◆ **Data shown**
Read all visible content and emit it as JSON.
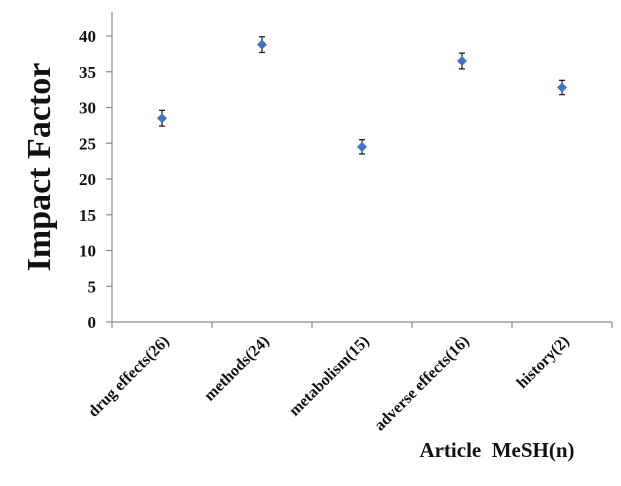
{
  "chart_data": {
    "type": "scatter",
    "categories": [
      "drug effects(26)",
      "methods(24)",
      "metabolism(15)",
      "adverse effects(16)",
      "history(2)"
    ],
    "values": [
      28.5,
      38.8,
      24.5,
      36.5,
      32.8
    ],
    "error": [
      1.1,
      1.1,
      1.0,
      1.1,
      1.0
    ],
    "title": "",
    "xlabel": "Article  MeSH(n)",
    "ylabel": "Impact Factor",
    "ylim": [
      0,
      40
    ],
    "yticks": [
      "0",
      "5",
      "10",
      "15",
      "20",
      "25",
      "30",
      "35",
      "40"
    ],
    "grid": false,
    "marker_color": "#4472c4"
  }
}
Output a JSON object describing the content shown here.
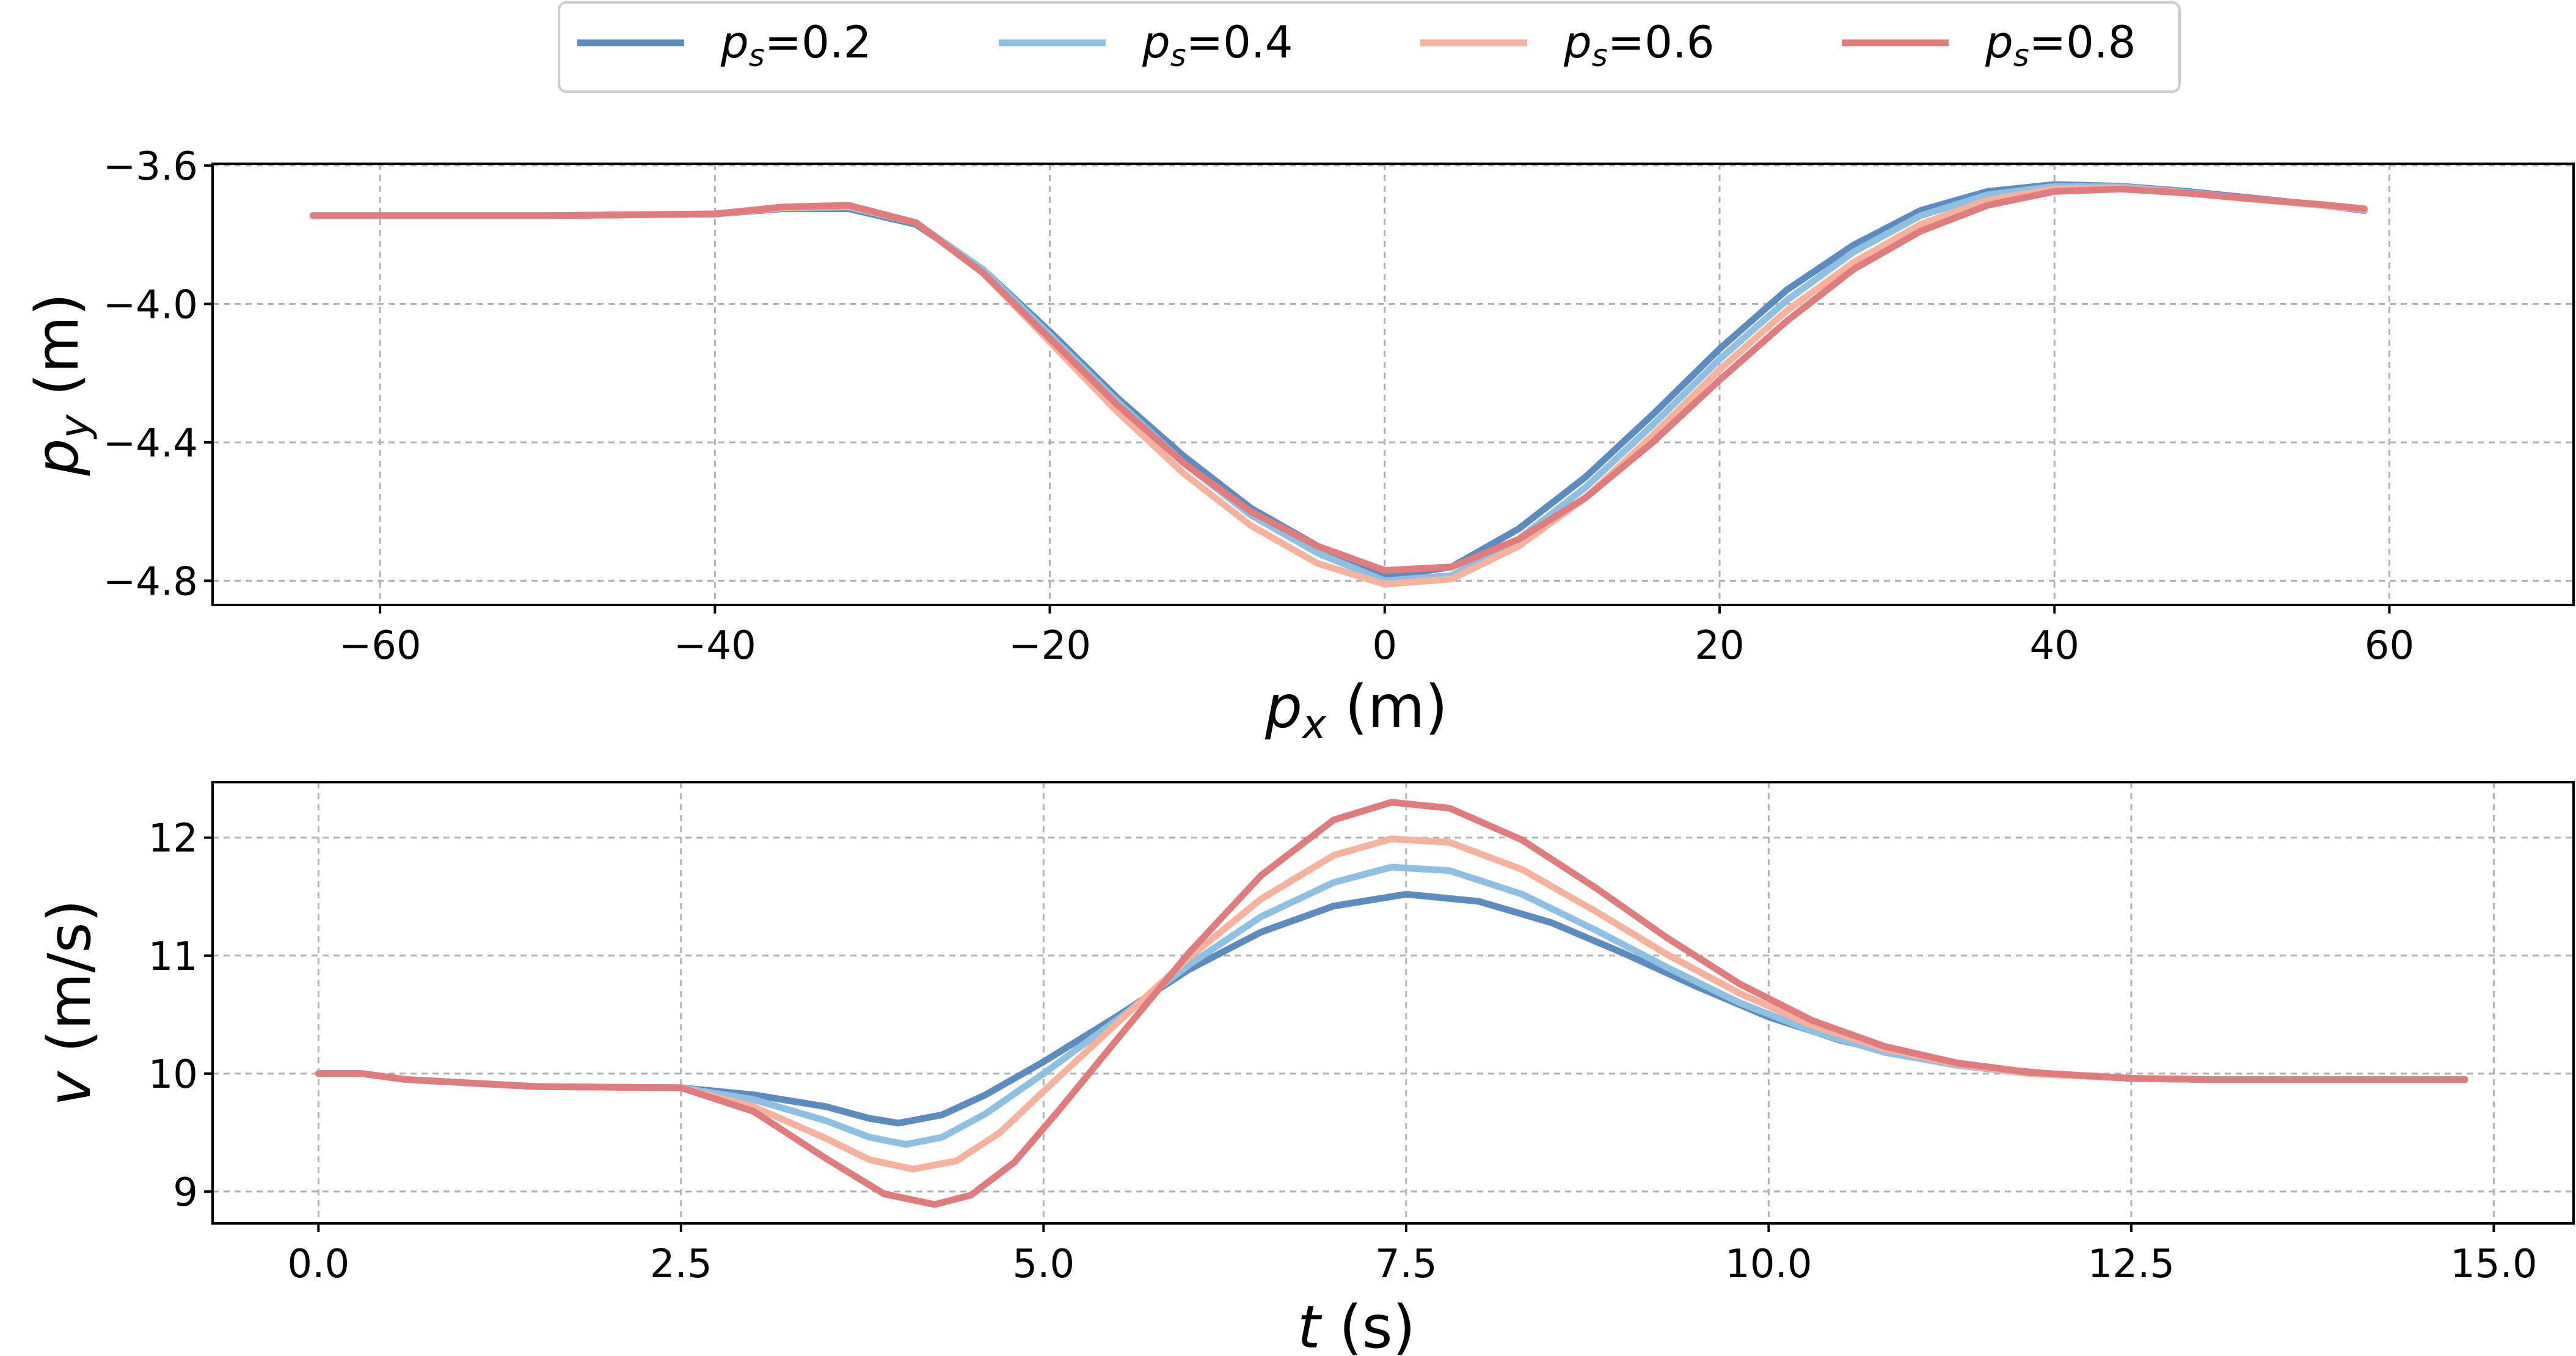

◆ **Given exercise**
Without including any pictures, reproduce the listing exactly.

◆ **Exercise solution**
Read all visible content and emit it as JSON.
{
  "chart_data": {
    "type": "scatter",
    "categories": [
      "drug effects(26)",
      "methods(24)",
      "metabolism(15)",
      "adverse effects(16)",
      "history(2)"
    ],
    "values": [
      28.5,
      38.8,
      24.5,
      36.5,
      32.8
    ],
    "error": [
      1.1,
      1.1,
      1.0,
      1.1,
      1.0
    ],
    "title": "",
    "xlabel": "Article  MeSH(n)",
    "ylabel": "Impact Factor",
    "ylim": [
      0,
      40
    ],
    "yticks": [
      "0",
      "5",
      "10",
      "15",
      "20",
      "25",
      "30",
      "35",
      "40"
    ],
    "grid": false,
    "marker_color": "#4472c4"
  }
}
Output a JSON object describing the content shown here.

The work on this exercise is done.